* Start INFORMATION SHOWN *

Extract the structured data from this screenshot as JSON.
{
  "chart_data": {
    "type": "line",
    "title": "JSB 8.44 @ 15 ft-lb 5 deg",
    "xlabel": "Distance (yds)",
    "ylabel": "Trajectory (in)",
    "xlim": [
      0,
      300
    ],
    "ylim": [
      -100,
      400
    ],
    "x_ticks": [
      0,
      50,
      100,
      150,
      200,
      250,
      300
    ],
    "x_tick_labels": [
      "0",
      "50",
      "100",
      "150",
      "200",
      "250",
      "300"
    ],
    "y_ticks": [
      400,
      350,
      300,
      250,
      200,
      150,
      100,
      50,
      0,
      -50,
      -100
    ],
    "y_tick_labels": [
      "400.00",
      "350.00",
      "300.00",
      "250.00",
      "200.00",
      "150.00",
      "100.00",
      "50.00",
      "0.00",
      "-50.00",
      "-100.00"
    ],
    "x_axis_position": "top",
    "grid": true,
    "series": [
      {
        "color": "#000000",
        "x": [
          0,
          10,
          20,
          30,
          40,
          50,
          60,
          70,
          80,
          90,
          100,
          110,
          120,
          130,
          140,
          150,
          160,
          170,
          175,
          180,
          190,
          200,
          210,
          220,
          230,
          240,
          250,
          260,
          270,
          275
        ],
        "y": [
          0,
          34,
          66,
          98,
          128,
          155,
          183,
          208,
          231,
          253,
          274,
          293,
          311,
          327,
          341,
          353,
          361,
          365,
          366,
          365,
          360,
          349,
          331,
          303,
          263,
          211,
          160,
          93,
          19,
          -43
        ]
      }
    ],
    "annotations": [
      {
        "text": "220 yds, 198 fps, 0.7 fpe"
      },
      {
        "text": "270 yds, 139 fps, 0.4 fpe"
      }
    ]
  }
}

* End INFORMATION SHOWN *

- PROBLEM:
Look for lines containing the string "text" and copy them all.

- REPLY TO THE EXERCISE:
        "text": "220 yds, 198 fps, 0.7 fpe"
        "text": "270 yds, 139 fps, 0.4 fpe"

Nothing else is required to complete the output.